= DATA =
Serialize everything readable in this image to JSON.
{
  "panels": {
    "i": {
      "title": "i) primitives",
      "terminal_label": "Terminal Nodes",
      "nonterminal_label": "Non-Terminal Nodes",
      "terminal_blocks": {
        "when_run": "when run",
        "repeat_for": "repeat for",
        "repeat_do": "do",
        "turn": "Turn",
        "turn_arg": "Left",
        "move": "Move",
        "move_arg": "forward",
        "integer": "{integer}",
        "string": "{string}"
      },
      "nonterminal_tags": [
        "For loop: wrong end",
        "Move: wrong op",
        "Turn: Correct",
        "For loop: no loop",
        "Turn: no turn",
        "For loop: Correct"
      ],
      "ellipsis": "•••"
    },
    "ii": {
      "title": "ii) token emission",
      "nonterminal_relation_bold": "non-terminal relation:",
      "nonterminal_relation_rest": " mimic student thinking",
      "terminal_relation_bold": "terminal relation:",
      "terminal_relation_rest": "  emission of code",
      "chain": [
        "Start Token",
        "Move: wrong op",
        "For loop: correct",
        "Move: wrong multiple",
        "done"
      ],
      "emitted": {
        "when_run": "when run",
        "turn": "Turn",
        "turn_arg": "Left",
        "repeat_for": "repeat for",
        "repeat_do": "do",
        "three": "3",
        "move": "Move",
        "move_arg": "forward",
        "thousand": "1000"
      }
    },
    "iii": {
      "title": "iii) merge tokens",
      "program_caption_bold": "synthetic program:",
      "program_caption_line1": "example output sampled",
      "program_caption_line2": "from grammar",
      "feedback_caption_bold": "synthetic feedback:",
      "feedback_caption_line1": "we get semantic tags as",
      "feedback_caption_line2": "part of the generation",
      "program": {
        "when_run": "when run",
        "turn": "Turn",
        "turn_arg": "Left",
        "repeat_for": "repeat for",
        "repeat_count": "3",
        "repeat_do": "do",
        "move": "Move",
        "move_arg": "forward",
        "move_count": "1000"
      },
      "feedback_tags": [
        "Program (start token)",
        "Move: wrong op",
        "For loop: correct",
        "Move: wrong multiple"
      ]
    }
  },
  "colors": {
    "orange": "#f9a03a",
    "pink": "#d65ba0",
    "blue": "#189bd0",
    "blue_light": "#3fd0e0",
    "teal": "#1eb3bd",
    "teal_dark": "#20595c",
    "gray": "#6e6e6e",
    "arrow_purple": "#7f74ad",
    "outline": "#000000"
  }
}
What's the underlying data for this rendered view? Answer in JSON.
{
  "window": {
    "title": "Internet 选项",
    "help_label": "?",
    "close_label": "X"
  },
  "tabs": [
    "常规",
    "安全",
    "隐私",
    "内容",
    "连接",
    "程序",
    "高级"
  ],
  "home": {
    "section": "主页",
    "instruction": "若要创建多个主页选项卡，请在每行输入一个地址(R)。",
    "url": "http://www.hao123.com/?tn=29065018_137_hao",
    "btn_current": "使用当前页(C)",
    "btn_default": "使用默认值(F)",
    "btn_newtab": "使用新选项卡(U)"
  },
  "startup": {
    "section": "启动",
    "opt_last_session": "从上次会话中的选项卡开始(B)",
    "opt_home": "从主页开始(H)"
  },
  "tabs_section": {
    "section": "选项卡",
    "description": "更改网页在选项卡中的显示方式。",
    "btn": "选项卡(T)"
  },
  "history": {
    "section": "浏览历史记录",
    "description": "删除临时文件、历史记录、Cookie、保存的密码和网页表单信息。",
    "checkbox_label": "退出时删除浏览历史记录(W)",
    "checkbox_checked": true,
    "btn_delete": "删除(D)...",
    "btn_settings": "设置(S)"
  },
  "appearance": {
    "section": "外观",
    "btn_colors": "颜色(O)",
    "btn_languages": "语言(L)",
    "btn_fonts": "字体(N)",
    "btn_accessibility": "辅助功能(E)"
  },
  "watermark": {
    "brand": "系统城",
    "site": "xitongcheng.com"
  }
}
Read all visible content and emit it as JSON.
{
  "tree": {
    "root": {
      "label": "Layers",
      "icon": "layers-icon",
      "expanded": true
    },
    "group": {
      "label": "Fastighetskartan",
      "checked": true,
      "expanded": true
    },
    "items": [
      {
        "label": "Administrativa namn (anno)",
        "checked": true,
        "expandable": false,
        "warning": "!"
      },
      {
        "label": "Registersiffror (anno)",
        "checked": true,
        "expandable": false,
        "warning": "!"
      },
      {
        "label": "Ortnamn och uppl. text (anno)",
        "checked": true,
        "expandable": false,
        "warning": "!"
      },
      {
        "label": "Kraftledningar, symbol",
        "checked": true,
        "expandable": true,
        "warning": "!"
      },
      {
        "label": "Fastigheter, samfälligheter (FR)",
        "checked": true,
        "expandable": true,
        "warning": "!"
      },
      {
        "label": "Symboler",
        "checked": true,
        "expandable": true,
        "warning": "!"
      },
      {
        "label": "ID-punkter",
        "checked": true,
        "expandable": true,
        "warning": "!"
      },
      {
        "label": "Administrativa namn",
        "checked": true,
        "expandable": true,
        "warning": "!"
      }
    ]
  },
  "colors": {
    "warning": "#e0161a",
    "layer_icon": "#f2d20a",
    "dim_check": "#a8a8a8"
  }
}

= JOB =
List every line from the entries above in which "Administrativa" appears.

= RESULT OF THE TASK =
        "label": "Administrativa namn (anno)",
        "label": "Administrativa namn",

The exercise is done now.